Set task: Gather all lines from the material that contain "mass".

Extracted records:
┄┄┄┄┄┄┄┄┄┄

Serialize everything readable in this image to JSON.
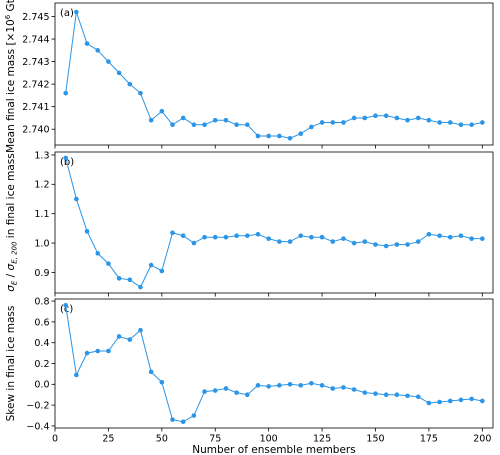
{
  "chart_data": {
    "type": "line",
    "shared_x": {
      "values": [
        5,
        10,
        15,
        20,
        25,
        30,
        35,
        40,
        45,
        50,
        55,
        60,
        65,
        70,
        75,
        80,
        85,
        90,
        95,
        100,
        105,
        110,
        115,
        120,
        125,
        130,
        135,
        140,
        145,
        150,
        155,
        160,
        165,
        170,
        175,
        180,
        185,
        190,
        195,
        200
      ],
      "xlabel": "Number of ensemble members",
      "xlim": [
        0,
        205
      ],
      "xticks": [
        0,
        25,
        50,
        75,
        100,
        125,
        150,
        175,
        200
      ]
    },
    "colors": {
      "series": "#2b95e8",
      "axes": "#000000"
    },
    "panels": [
      {
        "label": "(a)",
        "ylabel_parts": [
          "Mean final ice mass [",
          "×10",
          "6",
          " Gt]"
        ],
        "ylim": [
          2.7393,
          2.7456
        ],
        "yticks": [
          2.74,
          2.741,
          2.742,
          2.743,
          2.744,
          2.745
        ],
        "ytick_labels": [
          "2.740",
          "2.741",
          "2.742",
          "2.743",
          "2.744",
          "2.745"
        ],
        "values": [
          2.7416,
          2.7452,
          2.7438,
          2.7435,
          2.743,
          2.7425,
          2.742,
          2.7416,
          2.7404,
          2.7408,
          2.7402,
          2.7405,
          2.7402,
          2.7402,
          2.7404,
          2.7404,
          2.7402,
          2.7402,
          2.7397,
          2.7397,
          2.7397,
          2.7396,
          2.7398,
          2.7401,
          2.7403,
          2.7403,
          2.7403,
          2.7405,
          2.7405,
          2.7406,
          2.7406,
          2.7405,
          2.7404,
          2.7405,
          2.7404,
          2.7403,
          2.7403,
          2.7402,
          2.7402,
          2.7403
        ]
      },
      {
        "label": "(b)",
        "ylabel_parts": [
          "σ",
          "E",
          " / ",
          "σ",
          "E, 200",
          " in final ice mass"
        ],
        "ylim": [
          0.83,
          1.31
        ],
        "yticks": [
          0.9,
          1.0,
          1.1,
          1.2,
          1.3
        ],
        "ytick_labels": [
          "0.9",
          "1.0",
          "1.1",
          "1.2",
          "1.3"
        ],
        "values": [
          1.29,
          1.15,
          1.04,
          0.965,
          0.93,
          0.88,
          0.875,
          0.85,
          0.925,
          0.905,
          1.035,
          1.025,
          1.0,
          1.02,
          1.02,
          1.02,
          1.025,
          1.025,
          1.03,
          1.015,
          1.005,
          1.005,
          1.025,
          1.02,
          1.02,
          1.005,
          1.015,
          1.0,
          1.005,
          0.995,
          0.99,
          0.995,
          0.995,
          1.005,
          1.03,
          1.025,
          1.02,
          1.025,
          1.015,
          1.015
        ]
      },
      {
        "label": "(c)",
        "ylabel_parts": [
          "Skew in final ice mass"
        ],
        "ylim": [
          -0.42,
          0.82
        ],
        "yticks": [
          -0.4,
          -0.2,
          0.0,
          0.2,
          0.4,
          0.6,
          0.8
        ],
        "ytick_labels": [
          "−0.4",
          "−0.2",
          "0.0",
          "0.2",
          "0.4",
          "0.6",
          "0.8"
        ],
        "values": [
          0.76,
          0.09,
          0.3,
          0.32,
          0.32,
          0.46,
          0.43,
          0.52,
          0.12,
          0.02,
          -0.34,
          -0.36,
          -0.3,
          -0.07,
          -0.06,
          -0.04,
          -0.08,
          -0.1,
          -0.01,
          -0.02,
          -0.01,
          0.0,
          -0.01,
          0.01,
          -0.01,
          -0.04,
          -0.03,
          -0.05,
          -0.08,
          -0.09,
          -0.1,
          -0.1,
          -0.11,
          -0.12,
          -0.18,
          -0.17,
          -0.16,
          -0.15,
          -0.14,
          -0.16
        ]
      }
    ]
  }
}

┄┄┄┄┄┄┄┄┄┄

Exercise result:
          "Mean final ice mass [",
          " in final ice mass"
          "Skew in final ice mass"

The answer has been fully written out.